## begin The input

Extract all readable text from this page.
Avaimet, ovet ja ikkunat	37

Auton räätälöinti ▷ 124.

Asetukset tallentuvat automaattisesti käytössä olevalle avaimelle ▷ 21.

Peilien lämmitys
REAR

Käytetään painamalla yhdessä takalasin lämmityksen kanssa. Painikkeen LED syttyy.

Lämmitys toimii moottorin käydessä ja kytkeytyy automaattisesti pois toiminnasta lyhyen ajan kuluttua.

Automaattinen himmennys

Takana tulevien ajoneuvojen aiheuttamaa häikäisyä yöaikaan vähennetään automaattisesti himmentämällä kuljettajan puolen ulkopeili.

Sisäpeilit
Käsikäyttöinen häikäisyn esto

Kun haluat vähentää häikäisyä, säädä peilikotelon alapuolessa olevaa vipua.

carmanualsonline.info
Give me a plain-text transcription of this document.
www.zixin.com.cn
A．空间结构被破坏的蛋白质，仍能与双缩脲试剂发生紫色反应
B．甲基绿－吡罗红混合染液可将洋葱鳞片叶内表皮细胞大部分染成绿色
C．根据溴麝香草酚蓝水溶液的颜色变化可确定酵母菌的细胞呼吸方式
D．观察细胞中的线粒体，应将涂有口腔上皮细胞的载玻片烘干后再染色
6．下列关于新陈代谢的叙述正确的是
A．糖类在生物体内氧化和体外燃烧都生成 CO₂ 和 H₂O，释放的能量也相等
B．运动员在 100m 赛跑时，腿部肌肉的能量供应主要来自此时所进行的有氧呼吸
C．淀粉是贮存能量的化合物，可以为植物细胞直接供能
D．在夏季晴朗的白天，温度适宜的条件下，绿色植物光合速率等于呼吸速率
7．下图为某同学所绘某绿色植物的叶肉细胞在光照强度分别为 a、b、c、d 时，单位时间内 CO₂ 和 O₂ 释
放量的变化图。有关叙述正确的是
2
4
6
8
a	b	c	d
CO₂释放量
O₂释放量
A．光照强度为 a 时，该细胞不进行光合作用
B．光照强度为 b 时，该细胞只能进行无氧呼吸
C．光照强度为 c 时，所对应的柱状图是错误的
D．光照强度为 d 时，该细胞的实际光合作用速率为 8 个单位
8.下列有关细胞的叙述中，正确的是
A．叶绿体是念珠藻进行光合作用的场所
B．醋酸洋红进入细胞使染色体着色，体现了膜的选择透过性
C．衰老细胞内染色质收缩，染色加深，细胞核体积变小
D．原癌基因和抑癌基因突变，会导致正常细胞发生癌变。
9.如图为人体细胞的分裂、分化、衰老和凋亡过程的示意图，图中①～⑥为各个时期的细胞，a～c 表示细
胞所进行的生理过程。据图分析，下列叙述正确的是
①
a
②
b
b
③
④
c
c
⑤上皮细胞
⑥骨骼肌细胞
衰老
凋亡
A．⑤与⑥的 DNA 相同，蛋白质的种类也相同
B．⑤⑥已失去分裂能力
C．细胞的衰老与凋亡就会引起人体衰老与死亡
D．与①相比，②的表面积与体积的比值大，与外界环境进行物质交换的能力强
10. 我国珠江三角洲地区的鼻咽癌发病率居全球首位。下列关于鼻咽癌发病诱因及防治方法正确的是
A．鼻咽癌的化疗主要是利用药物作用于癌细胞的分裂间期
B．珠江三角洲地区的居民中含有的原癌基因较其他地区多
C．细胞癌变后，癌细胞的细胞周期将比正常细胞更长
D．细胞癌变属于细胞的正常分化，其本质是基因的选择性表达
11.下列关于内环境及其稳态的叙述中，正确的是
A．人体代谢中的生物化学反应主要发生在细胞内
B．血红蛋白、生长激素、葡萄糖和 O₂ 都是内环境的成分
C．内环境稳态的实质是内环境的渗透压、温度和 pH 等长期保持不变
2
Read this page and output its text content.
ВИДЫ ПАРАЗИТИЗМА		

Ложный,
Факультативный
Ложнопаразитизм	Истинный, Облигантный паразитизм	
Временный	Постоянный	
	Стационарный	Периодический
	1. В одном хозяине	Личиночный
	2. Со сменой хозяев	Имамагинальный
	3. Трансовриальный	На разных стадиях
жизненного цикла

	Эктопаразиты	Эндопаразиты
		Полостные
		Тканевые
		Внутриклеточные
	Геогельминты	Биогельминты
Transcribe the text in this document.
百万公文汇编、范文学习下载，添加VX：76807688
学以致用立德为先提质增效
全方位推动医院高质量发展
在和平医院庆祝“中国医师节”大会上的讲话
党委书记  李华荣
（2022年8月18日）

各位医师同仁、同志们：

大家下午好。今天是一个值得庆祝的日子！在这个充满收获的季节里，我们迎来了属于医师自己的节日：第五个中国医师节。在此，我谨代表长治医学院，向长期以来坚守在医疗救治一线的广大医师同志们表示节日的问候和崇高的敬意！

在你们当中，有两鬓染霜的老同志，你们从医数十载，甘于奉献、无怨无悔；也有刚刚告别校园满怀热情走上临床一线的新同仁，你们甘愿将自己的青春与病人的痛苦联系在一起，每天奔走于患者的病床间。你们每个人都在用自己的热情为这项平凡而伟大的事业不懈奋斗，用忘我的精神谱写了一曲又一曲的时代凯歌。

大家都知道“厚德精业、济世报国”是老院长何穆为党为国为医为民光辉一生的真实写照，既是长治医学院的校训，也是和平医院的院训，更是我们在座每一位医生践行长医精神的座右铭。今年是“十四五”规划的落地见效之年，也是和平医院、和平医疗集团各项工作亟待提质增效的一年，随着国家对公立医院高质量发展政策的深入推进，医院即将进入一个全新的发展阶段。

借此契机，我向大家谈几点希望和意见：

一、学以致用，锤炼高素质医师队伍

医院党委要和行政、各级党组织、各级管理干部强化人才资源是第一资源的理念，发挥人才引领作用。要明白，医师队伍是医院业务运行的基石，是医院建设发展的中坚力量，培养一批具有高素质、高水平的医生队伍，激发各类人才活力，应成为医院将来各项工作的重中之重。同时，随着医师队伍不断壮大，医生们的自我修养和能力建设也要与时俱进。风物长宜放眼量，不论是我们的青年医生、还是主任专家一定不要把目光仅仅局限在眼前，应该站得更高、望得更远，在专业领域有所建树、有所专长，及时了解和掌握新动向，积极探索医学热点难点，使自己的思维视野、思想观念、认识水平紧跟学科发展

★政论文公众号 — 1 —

## end The input

Challenge |
Copy and report every line where the word "text" is present.

Solved exercise |
Extract all readable text from this page.
Give me a plain-text transcription of this document.
Read this page and output its text content.
Transcribe the text in this document.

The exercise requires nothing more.